-- What to produce --
Report each line of the data that includes the word "transport".

-- Excerpted data --
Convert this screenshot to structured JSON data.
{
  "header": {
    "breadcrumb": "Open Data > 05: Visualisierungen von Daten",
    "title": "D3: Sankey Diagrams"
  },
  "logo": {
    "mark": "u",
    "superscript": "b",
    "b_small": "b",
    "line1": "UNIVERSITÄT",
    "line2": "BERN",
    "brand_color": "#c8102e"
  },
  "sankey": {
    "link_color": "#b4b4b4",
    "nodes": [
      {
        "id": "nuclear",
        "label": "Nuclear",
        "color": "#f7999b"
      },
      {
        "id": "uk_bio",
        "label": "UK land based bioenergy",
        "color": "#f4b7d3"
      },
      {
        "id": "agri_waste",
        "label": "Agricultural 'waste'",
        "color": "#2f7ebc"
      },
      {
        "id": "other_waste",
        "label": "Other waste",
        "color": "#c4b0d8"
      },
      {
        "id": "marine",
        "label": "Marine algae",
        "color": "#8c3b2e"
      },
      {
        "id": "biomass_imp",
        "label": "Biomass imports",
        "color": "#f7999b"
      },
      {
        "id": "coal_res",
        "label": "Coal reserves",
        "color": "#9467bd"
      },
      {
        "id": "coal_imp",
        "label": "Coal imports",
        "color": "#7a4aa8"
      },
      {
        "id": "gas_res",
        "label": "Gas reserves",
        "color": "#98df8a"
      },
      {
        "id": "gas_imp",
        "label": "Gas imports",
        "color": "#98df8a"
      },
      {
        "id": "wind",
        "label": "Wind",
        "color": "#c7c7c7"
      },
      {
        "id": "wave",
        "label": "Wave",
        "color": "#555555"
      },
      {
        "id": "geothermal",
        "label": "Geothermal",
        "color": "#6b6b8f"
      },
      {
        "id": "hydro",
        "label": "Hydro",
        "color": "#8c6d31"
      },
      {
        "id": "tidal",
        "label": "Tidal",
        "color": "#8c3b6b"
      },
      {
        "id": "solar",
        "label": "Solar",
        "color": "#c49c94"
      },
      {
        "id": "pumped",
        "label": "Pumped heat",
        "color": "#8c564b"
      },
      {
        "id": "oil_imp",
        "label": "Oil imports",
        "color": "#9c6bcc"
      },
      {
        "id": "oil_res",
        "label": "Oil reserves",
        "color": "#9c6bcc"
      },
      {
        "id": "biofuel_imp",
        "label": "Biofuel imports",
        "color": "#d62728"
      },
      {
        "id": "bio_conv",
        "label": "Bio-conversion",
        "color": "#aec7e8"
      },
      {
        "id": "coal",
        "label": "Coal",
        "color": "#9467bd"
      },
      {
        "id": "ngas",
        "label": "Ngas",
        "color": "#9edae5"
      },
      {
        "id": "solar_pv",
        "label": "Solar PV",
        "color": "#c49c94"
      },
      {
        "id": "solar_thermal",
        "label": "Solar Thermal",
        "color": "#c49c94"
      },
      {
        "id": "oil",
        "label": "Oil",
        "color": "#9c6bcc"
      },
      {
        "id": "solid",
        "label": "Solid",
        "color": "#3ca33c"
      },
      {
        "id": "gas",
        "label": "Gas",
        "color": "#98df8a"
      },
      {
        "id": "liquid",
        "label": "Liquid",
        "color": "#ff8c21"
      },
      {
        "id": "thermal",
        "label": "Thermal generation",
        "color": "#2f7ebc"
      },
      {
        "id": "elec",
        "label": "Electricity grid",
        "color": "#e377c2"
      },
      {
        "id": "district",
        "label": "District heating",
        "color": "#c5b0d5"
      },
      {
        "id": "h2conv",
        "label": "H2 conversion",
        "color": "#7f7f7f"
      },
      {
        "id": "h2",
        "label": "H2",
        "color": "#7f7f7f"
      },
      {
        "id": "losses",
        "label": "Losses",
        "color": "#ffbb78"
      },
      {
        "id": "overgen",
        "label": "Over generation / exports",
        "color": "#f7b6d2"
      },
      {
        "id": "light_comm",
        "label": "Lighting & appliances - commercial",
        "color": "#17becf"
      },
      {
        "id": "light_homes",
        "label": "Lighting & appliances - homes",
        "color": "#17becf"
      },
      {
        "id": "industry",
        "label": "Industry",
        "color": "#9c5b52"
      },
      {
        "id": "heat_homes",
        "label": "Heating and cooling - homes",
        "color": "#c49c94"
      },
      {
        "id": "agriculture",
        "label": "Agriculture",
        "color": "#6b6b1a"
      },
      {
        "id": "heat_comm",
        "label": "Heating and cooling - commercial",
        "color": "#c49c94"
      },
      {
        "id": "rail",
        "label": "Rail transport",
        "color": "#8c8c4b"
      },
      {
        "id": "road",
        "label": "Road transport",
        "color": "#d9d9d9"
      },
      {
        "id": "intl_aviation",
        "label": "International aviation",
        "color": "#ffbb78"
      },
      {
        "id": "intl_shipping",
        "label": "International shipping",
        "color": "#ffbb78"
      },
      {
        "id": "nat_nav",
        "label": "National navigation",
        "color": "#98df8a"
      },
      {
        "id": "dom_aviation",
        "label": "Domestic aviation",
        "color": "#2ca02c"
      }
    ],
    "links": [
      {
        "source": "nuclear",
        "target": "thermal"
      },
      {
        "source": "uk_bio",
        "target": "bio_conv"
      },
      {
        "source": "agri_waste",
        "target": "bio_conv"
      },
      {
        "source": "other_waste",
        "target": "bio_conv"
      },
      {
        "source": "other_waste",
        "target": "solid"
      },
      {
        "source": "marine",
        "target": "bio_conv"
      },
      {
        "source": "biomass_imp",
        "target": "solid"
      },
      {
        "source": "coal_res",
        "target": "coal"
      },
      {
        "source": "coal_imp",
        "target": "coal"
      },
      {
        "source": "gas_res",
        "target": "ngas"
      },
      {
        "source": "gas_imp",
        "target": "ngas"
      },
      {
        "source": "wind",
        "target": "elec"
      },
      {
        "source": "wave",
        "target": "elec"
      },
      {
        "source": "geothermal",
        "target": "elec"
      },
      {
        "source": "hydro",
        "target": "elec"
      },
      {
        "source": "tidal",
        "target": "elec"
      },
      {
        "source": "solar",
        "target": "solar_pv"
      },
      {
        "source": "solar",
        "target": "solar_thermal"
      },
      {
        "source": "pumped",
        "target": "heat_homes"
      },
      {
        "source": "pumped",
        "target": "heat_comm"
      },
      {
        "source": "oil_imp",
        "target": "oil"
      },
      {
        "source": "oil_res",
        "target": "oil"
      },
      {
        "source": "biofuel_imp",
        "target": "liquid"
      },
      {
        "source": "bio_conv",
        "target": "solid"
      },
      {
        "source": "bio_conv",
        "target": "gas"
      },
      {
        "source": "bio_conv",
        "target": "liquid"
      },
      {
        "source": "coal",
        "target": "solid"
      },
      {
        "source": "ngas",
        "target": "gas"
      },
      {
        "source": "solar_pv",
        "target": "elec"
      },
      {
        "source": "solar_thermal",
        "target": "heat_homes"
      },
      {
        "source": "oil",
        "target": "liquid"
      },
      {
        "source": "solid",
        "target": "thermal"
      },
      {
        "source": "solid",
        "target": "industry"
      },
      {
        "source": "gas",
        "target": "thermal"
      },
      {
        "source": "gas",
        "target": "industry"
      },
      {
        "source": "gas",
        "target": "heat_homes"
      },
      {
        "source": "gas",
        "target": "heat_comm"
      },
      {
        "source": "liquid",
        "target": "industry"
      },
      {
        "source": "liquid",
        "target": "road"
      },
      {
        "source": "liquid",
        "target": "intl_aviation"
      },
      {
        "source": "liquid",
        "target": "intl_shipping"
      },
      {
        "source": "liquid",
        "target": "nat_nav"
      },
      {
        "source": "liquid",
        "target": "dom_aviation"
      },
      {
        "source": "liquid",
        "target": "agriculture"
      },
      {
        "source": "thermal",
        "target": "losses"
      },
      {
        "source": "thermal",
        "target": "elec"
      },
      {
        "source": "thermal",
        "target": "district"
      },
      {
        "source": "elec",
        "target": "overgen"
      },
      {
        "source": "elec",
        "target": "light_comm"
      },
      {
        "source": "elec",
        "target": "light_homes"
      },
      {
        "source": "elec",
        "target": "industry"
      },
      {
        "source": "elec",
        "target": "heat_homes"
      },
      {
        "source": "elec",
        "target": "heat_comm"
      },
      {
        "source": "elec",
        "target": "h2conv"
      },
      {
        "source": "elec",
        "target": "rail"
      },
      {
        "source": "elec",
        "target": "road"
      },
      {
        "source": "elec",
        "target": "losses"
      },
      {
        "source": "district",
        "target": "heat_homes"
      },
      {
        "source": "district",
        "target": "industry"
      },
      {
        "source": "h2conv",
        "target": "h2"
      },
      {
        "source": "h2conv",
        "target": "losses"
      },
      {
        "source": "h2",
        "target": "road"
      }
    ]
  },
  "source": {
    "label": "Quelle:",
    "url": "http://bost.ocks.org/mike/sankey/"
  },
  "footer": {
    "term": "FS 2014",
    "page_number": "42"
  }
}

-- Exercise output --
        "label": "Rail transport",
        "label": "Road transport",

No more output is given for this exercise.